§ **WRITTEN EXERCISE**
Reproduce all of the data that follows, character for character.

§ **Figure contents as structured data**
--*--
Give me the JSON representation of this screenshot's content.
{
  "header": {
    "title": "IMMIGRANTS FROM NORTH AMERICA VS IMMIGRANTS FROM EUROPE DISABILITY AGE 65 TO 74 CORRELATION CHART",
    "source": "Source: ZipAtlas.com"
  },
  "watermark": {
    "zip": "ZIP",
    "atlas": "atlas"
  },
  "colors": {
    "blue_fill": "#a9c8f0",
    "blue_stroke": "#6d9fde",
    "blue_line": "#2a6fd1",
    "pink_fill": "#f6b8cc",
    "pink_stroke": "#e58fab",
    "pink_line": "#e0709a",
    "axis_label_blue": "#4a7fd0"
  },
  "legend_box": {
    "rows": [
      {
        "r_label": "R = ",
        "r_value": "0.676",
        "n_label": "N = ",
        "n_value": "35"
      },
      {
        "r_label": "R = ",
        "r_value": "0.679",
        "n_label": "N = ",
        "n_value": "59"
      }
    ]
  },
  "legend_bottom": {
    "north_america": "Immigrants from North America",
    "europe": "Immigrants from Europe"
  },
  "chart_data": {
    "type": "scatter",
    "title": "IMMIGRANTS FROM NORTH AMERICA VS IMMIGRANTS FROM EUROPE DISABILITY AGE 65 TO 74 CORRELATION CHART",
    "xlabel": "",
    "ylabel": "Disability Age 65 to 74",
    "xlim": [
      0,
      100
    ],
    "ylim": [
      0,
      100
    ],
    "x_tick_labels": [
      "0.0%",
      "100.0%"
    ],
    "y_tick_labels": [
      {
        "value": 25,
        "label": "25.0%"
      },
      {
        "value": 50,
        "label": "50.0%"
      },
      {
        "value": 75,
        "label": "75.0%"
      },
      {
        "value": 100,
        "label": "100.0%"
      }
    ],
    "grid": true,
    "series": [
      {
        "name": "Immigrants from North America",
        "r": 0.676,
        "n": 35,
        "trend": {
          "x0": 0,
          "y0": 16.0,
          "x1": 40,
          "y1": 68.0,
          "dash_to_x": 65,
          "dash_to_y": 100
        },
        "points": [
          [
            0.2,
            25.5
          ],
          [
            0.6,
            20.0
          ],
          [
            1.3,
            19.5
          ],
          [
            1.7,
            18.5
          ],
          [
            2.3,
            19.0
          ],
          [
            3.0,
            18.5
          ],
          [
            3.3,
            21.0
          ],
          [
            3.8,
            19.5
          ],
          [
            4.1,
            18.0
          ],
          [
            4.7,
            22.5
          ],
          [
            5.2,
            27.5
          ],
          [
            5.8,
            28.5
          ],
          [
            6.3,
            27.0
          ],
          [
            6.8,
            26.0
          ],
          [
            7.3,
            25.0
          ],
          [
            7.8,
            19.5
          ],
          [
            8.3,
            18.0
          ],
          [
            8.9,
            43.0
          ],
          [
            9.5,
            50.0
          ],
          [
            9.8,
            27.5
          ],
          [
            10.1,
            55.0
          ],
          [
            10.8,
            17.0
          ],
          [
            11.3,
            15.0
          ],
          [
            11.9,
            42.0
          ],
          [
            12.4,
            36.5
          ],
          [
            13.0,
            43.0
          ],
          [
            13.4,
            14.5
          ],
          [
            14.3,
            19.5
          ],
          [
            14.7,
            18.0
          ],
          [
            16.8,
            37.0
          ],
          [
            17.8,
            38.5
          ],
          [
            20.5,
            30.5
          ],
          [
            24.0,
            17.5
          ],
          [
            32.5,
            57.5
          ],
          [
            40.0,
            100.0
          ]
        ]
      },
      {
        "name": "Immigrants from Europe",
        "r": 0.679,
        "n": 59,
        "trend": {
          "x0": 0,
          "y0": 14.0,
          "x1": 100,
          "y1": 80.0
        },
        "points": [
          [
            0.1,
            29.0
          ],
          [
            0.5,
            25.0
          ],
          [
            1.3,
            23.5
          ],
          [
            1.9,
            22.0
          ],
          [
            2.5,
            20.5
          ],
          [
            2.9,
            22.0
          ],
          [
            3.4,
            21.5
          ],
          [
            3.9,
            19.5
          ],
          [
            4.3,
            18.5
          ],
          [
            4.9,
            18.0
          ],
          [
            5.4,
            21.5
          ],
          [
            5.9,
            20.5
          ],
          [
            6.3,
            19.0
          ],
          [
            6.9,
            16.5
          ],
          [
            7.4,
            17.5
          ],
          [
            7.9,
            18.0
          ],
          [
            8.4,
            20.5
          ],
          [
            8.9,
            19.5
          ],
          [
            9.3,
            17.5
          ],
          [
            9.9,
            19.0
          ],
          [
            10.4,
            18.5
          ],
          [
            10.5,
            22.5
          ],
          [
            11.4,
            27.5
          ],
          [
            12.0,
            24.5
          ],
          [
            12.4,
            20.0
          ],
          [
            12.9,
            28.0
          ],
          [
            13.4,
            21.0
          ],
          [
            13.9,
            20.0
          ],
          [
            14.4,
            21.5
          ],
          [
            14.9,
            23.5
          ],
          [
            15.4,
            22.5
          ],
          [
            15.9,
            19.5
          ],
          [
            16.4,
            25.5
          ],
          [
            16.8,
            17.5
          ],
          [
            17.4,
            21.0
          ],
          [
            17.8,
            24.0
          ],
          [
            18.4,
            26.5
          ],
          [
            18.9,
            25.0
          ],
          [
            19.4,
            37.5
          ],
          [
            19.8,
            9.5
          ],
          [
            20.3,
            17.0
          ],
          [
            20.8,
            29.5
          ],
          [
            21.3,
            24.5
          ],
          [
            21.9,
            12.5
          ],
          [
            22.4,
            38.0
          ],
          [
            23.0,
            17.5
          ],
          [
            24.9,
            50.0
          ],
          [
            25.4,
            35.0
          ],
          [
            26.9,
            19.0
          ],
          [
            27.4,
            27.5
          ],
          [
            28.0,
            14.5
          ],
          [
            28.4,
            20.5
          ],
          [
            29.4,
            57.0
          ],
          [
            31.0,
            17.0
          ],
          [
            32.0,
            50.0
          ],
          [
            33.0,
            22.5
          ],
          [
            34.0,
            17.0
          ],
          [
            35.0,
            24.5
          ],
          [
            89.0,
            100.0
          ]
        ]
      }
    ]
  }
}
--*--
§ **OUTPUT BELOW**
Give me the JSON representation of this screenshot's content.
{
  "header": {
    "title": "IMMIGRANTS FROM NORTH AMERICA VS IMMIGRANTS FROM EUROPE DISABILITY AGE 65 TO 74 CORRELATION CHART",
    "source": "Source: ZipAtlas.com"
  },
  "watermark": {
    "zip": "ZIP",
    "atlas": "atlas"
  },
  "colors": {
    "blue_fill": "#a9c8f0",
    "blue_stroke": "#6d9fde",
    "blue_line": "#2a6fd1",
    "pink_fill": "#f6b8cc",
    "pink_stroke": "#e58fab",
    "pink_line": "#e0709a",
    "axis_label_blue": "#4a7fd0"
  },
  "legend_box": {
    "rows": [
      {
        "r_label": "R = ",
        "r_value": "0.676",
        "n_label": "N = ",
        "n_value": "35"
      },
      {
        "r_label": "R = ",
        "r_value": "0.679",
        "n_label": "N = ",
        "n_value": "59"
      }
    ]
  },
  "legend_bottom": {
    "north_america": "Immigrants from North America",
    "europe": "Immigrants from Europe"
  },
  "chart_data": {
    "type": "scatter",
    "title": "IMMIGRANTS FROM NORTH AMERICA VS IMMIGRANTS FROM EUROPE DISABILITY AGE 65 TO 74 CORRELATION CHART",
    "xlabel": "",
    "ylabel": "Disability Age 65 to 74",
    "xlim": [
      0,
      100
    ],
    "ylim": [
      0,
      100
    ],
    "x_tick_labels": [
      "0.0%",
      "100.0%"
    ],
    "y_tick_labels": [
      {
        "value": 25,
        "label": "25.0%"
      },
      {
        "value": 50,
        "label": "50.0%"
      },
      {
        "value": 75,
        "label": "75.0%"
      },
      {
        "value": 100,
        "label": "100.0%"
      }
    ],
    "grid": true,
    "series": [
      {
        "name": "Immigrants from North America",
        "r": 0.676,
        "n": 35,
        "trend": {
          "x0": 0,
          "y0": 16.0,
          "x1": 40,
          "y1": 68.0,
          "dash_to_x": 65,
          "dash_to_y": 100
        },
        "points": [
          [
            0.2,
            25.5
          ],
          [
            0.6,
            20.0
          ],
          [
            1.3,
            19.5
          ],
          [
            1.7,
            18.5
          ],
          [
            2.3,
            19.0
          ],
          [
            3.0,
            18.5
          ],
          [
            3.3,
            21.0
          ],
          [
            3.8,
            19.5
          ],
          [
            4.1,
            18.0
          ],
          [
            4.7,
            22.5
          ],
          [
            5.2,
            27.5
          ],
          [
            5.8,
            28.5
          ],
          [
            6.3,
            27.0
          ],
          [
            6.8,
            26.0
          ],
          [
            7.3,
            25.0
          ],
          [
            7.8,
            19.5
          ],
          [
            8.3,
            18.0
          ],
          [
            8.9,
            43.0
          ],
          [
            9.5,
            50.0
          ],
          [
            9.8,
            27.5
          ],
          [
            10.1,
            55.0
          ],
          [
            10.8,
            17.0
          ],
          [
            11.3,
            15.0
          ],
          [
            11.9,
            42.0
          ],
          [
            12.4,
            36.5
          ],
          [
            13.0,
            43.0
          ],
          [
            13.4,
            14.5
          ],
          [
            14.3,
            19.5
          ],
          [
            14.7,
            18.0
          ],
          [
            16.8,
            37.0
          ],
          [
            17.8,
            38.5
          ],
          [
            20.5,
            30.5
          ],
          [
            24.0,
            17.5
          ],
          [
            32.5,
            57.5
          ],
          [
            40.0,
            100.0
          ]
        ]
      },
      {
        "name": "Immigrants from Europe",
        "r": 0.679,
        "n": 59,
        "trend": {
          "x0": 0,
          "y0": 14.0,
          "x1": 100,
          "y1": 80.0
        },
        "points": [
          [
            0.1,
            29.0
          ],
          [
            0.5,
            25.0
          ],
          [
            1.3,
            23.5
          ],
          [
            1.9,
            22.0
          ],
          [
            2.5,
            20.5
          ],
          [
            2.9,
            22.0
          ],
          [
            3.4,
            21.5
          ],
          [
            3.9,
            19.5
          ],
          [
            4.3,
            18.5
          ],
          [
            4.9,
            18.0
          ],
          [
            5.4,
            21.5
          ],
          [
            5.9,
            20.5
          ],
          [
            6.3,
            19.0
          ],
          [
            6.9,
            16.5
          ],
          [
            7.4,
            17.5
          ],
          [
            7.9,
            18.0
          ],
          [
            8.4,
            20.5
          ],
          [
            8.9,
            19.5
          ],
          [
            9.3,
            17.5
          ],
          [
            9.9,
            19.0
          ],
          [
            10.4,
            18.5
          ],
          [
            10.5,
            22.5
          ],
          [
            11.4,
            27.5
          ],
          [
            12.0,
            24.5
          ],
          [
            12.4,
            20.0
          ],
          [
            12.9,
            28.0
          ],
          [
            13.4,
            21.0
          ],
          [
            13.9,
            20.0
          ],
          [
            14.4,
            21.5
          ],
          [
            14.9,
            23.5
          ],
          [
            15.4,
            22.5
          ],
          [
            15.9,
            19.5
          ],
          [
            16.4,
            25.5
          ],
          [
            16.8,
            17.5
          ],
          [
            17.4,
            21.0
          ],
          [
            17.8,
            24.0
          ],
          [
            18.4,
            26.5
          ],
          [
            18.9,
            25.0
          ],
          [
            19.4,
            37.5
          ],
          [
            19.8,
            9.5
          ],
          [
            20.3,
            17.0
          ],
          [
            20.8,
            29.5
          ],
          [
            21.3,
            24.5
          ],
          [
            21.9,
            12.5
          ],
          [
            22.4,
            38.0
          ],
          [
            23.0,
            17.5
          ],
          [
            24.9,
            50.0
          ],
          [
            25.4,
            35.0
          ],
          [
            26.9,
            19.0
          ],
          [
            27.4,
            27.5
          ],
          [
            28.0,
            14.5
          ],
          [
            28.4,
            20.5
          ],
          [
            29.4,
            57.0
          ],
          [
            31.0,
            17.0
          ],
          [
            32.0,
            50.0
          ],
          [
            33.0,
            22.5
          ],
          [
            34.0,
            17.0
          ],
          [
            35.0,
            24.5
          ],
          [
            89.0,
            100.0
          ]
        ]
      }
    ]
  }
}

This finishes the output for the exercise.